=== Short exercise ===
Please count the lines in the listing below where the word "following" appears. Give the number only.

=== Data ===
## start

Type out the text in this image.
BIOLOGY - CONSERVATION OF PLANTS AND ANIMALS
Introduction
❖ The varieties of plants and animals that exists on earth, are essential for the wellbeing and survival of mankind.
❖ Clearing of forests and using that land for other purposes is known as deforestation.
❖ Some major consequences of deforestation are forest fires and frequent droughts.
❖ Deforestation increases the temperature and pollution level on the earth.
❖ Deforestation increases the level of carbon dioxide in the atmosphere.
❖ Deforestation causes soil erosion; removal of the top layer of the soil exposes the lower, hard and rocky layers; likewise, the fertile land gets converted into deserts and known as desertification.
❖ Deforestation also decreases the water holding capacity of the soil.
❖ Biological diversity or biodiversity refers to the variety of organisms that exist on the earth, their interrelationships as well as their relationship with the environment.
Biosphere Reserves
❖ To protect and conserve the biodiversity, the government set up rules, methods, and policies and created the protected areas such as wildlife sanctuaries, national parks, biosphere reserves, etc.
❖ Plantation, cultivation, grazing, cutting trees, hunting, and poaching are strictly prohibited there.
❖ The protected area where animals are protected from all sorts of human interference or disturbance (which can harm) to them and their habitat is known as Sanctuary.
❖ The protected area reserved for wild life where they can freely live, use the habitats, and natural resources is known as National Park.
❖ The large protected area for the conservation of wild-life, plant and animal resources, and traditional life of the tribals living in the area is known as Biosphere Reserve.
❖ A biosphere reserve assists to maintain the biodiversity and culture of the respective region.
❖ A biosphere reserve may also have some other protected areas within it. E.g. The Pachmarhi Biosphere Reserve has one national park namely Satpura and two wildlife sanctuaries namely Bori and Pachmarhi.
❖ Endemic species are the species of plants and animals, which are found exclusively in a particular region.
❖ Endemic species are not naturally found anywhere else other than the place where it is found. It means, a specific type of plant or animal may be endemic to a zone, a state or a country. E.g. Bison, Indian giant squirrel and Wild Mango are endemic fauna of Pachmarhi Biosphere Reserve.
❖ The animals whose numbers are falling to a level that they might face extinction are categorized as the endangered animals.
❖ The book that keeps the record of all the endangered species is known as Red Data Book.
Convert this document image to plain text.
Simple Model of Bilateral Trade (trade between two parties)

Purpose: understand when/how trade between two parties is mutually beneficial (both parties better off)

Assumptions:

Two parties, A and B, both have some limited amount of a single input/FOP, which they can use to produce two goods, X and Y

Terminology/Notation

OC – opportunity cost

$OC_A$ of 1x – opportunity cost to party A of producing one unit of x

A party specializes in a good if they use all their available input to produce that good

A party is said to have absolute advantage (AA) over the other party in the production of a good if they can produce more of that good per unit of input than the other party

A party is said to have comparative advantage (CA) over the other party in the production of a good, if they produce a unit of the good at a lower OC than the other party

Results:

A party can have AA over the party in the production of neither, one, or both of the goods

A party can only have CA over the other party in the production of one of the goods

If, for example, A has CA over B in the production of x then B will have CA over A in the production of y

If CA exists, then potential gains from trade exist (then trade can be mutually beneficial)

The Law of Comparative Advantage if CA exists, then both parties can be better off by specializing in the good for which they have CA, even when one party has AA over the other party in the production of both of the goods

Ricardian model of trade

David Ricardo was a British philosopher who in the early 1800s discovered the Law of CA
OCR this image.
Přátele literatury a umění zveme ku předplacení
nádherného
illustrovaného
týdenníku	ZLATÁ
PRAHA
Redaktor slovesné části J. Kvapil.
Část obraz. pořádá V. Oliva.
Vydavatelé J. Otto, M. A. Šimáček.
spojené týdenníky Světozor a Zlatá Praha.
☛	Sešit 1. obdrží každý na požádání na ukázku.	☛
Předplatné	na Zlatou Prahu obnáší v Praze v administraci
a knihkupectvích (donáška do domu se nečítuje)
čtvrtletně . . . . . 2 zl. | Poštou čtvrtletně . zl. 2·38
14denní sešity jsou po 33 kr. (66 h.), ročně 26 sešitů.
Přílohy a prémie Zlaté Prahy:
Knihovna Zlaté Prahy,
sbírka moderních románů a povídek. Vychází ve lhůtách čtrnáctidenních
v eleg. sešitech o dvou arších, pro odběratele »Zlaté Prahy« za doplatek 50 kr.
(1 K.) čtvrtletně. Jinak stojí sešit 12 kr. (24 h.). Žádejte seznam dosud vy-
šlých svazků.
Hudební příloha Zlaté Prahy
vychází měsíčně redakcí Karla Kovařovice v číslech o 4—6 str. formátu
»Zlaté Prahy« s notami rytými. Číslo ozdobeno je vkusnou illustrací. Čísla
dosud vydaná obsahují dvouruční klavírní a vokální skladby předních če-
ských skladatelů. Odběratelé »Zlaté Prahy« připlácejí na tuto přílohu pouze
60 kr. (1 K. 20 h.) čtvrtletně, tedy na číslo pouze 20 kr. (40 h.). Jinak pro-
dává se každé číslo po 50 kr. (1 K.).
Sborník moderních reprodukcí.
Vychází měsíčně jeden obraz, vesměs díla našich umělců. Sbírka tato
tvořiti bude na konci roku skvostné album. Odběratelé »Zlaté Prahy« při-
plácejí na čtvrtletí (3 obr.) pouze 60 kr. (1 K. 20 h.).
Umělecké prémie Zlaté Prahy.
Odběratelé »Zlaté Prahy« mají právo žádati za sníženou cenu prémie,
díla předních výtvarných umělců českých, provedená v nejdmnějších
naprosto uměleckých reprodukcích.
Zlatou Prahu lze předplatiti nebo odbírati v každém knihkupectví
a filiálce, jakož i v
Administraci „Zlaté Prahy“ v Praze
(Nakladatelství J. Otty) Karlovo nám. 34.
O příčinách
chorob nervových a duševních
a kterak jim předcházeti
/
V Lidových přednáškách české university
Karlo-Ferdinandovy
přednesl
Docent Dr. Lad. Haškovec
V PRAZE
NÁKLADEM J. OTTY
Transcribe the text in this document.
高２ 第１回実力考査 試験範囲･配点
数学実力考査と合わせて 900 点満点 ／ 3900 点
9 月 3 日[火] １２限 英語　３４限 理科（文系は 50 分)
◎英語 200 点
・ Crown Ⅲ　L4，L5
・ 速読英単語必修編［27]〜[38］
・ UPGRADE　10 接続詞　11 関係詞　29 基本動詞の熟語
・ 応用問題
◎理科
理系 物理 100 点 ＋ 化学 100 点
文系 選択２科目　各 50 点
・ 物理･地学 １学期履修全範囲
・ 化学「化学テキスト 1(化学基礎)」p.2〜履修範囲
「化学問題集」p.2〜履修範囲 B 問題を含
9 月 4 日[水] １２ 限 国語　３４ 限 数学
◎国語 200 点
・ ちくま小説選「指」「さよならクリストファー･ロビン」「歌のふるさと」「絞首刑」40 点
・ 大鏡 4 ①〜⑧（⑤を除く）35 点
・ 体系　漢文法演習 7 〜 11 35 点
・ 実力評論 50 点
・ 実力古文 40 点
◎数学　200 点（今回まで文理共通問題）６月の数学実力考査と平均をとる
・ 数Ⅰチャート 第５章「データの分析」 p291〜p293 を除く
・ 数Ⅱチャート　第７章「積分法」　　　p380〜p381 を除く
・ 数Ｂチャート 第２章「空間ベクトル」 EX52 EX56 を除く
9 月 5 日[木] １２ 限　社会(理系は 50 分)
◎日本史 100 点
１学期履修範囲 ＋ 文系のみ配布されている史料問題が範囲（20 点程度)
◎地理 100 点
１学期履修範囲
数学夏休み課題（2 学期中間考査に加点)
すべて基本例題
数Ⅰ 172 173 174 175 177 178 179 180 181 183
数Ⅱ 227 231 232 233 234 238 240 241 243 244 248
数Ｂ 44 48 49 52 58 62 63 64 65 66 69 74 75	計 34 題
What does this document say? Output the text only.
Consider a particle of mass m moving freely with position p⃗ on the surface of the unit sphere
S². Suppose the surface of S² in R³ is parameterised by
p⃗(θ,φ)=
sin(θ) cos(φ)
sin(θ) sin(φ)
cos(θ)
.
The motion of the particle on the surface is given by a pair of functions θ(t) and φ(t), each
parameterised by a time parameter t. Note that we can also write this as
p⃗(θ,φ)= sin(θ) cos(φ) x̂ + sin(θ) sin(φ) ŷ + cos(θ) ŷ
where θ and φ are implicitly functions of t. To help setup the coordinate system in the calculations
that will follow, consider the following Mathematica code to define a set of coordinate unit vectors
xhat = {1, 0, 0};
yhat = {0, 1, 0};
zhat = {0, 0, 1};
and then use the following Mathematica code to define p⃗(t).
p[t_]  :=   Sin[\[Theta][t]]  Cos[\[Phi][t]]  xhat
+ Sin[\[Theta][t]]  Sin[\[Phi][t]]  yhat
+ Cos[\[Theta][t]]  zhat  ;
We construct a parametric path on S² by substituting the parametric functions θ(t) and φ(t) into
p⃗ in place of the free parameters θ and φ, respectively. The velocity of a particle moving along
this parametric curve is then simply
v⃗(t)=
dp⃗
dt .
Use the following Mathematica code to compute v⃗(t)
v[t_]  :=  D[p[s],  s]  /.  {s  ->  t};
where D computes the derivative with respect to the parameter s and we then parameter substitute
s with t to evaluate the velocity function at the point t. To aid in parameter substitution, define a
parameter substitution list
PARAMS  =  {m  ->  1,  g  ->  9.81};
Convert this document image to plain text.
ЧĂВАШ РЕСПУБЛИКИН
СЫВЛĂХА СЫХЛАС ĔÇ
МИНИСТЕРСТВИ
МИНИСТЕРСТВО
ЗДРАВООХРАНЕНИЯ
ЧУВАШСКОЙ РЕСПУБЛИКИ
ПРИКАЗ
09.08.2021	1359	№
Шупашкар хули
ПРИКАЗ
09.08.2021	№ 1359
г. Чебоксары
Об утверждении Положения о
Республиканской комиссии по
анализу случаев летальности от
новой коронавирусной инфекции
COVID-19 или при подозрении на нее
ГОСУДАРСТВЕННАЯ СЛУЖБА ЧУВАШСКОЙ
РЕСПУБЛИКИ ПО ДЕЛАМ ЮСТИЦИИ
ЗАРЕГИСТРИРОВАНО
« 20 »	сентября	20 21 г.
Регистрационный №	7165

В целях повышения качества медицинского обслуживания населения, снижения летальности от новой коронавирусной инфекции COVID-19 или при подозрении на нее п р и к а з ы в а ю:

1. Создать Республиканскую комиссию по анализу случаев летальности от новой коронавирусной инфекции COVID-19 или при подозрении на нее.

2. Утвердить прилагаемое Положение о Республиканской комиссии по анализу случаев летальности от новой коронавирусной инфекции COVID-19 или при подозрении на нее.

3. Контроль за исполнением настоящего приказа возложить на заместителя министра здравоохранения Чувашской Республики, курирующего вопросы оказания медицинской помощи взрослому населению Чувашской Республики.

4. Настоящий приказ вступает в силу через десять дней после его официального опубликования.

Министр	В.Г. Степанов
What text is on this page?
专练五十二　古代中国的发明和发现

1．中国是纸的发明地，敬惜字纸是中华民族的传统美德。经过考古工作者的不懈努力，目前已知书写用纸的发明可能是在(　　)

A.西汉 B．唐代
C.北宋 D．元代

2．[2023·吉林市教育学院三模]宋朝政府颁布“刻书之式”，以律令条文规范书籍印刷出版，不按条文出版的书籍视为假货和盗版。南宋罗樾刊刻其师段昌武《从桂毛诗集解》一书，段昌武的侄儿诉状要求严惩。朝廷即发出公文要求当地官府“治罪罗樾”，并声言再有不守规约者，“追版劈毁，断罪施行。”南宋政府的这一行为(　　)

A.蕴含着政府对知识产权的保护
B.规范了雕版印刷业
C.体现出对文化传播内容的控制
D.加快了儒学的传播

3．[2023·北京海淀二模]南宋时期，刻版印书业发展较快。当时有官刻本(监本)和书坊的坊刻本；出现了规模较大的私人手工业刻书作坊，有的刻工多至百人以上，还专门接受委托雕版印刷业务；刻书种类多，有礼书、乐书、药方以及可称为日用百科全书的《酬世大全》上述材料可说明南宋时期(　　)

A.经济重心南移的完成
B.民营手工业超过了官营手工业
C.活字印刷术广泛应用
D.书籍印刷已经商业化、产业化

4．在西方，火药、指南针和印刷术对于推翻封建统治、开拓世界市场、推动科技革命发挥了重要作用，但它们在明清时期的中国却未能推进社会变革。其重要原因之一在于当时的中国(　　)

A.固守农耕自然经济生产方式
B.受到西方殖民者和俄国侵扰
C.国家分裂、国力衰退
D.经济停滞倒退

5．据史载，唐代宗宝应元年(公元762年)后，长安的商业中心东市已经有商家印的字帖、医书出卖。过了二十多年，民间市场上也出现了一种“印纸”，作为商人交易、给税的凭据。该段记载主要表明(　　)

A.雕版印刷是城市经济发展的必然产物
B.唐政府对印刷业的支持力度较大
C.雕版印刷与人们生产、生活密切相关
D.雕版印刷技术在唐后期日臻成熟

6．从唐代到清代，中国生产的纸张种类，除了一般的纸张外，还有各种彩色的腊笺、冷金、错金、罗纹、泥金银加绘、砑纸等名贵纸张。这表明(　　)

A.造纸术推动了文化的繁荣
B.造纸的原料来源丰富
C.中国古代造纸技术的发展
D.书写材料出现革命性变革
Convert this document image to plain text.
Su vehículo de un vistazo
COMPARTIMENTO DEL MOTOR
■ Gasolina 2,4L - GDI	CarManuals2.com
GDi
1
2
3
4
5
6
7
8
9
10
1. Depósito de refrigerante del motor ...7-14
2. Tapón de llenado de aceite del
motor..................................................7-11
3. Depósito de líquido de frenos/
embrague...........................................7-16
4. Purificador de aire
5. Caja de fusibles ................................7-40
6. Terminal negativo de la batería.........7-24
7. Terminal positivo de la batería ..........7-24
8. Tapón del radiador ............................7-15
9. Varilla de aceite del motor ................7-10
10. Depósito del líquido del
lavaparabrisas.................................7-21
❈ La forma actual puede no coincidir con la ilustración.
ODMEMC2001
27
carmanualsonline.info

## end

=== Output of the exercise ===
3